# Objective
Quote every line as written. Omit pictures.
:::
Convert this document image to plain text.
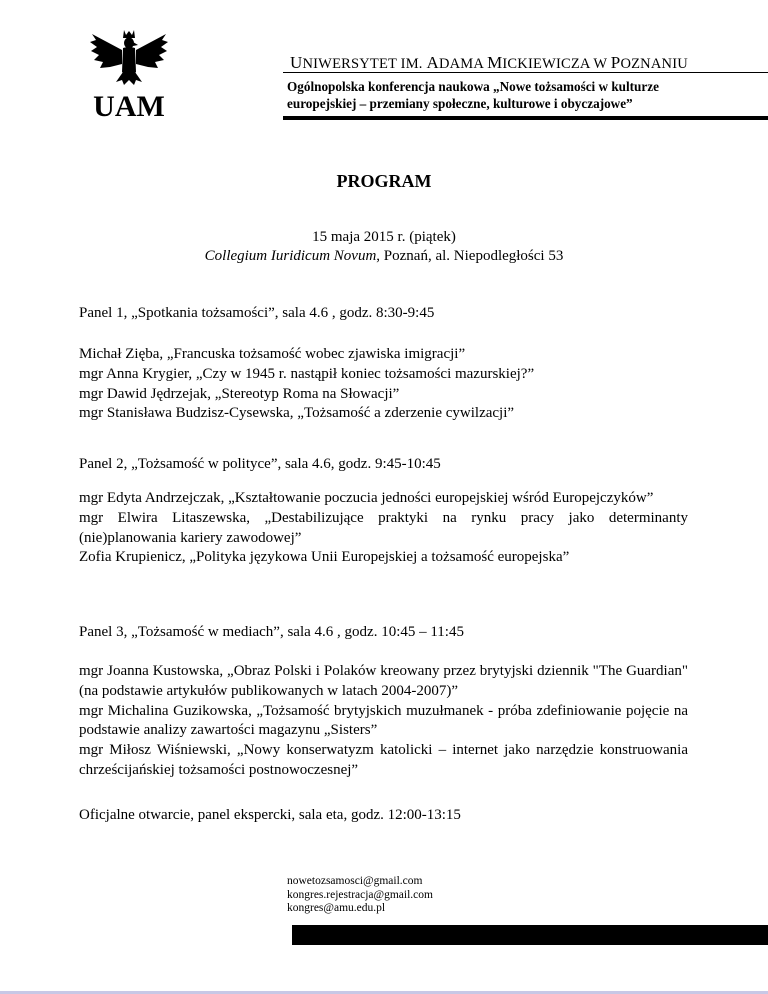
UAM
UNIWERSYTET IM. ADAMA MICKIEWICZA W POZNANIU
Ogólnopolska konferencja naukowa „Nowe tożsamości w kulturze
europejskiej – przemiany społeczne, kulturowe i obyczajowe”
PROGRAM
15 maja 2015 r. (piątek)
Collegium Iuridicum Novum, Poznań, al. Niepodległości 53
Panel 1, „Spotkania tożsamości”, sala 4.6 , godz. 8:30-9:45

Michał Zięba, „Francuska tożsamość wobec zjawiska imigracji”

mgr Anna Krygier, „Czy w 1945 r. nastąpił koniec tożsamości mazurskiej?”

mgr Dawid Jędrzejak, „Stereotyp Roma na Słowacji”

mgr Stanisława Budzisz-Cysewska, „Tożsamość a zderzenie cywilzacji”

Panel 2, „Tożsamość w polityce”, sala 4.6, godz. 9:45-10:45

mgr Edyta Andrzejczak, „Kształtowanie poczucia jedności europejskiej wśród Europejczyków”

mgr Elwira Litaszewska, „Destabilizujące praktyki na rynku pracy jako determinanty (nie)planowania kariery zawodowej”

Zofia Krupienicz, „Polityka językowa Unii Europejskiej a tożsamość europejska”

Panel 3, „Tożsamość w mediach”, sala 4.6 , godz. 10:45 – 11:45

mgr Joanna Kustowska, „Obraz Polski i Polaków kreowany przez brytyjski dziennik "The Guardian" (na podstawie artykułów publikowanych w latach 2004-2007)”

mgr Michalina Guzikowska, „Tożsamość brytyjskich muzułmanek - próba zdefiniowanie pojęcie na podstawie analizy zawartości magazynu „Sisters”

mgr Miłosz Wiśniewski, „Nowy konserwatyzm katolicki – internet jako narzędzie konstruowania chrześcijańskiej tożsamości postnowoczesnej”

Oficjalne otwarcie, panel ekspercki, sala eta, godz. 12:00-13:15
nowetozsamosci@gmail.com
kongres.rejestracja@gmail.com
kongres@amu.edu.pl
:::
# Full solution
Convert this document image to plain text.
UAM
UNIWERSYTET IM. ADAMA MICKIEWICZA W POZNANIU
Ogólnopolska konferencja naukowa „Nowe tożsamości w kulturze
europejskiej – przemiany społeczne, kulturowe i obyczajowe”
PROGRAM
15 maja 2015 r. (piątek)
Collegium Iuridicum Novum, Poznań, al. Niepodległości 53
Panel 1, „Spotkania tożsamości”, sala 4.6 , godz. 8:30-9:45

Michał Zięba, „Francuska tożsamość wobec zjawiska imigracji”

mgr Anna Krygier, „Czy w 1945 r. nastąpił koniec tożsamości mazurskiej?”

mgr Dawid Jędrzejak, „Stereotyp Roma na Słowacji”

mgr Stanisława Budzisz-Cysewska, „Tożsamość a zderzenie cywilzacji”

Panel 2, „Tożsamość w polityce”, sala 4.6, godz. 9:45-10:45

mgr Edyta Andrzejczak, „Kształtowanie poczucia jedności europejskiej wśród Europejczyków”

mgr Elwira Litaszewska, „Destabilizujące praktyki na rynku pracy jako determinanty (nie)planowania kariery zawodowej”

Zofia Krupienicz, „Polityka językowa Unii Europejskiej a tożsamość europejska”

Panel 3, „Tożsamość w mediach”, sala 4.6 , godz. 10:45 – 11:45

mgr Joanna Kustowska, „Obraz Polski i Polaków kreowany przez brytyjski dziennik "The Guardian" (na podstawie artykułów publikowanych w latach 2004-2007)”

mgr Michalina Guzikowska, „Tożsamość brytyjskich muzułmanek - próba zdefiniowanie pojęcie na podstawie analizy zawartości magazynu „Sisters”

mgr Miłosz Wiśniewski, „Nowy konserwatyzm katolicki – internet jako narzędzie konstruowania chrześcijańskiej tożsamości postnowoczesnej”

Oficjalne otwarcie, panel ekspercki, sala eta, godz. 12:00-13:15
nowetozsamosci@gmail.com
kongres.rejestracja@gmail.com
kongres@amu.edu.pl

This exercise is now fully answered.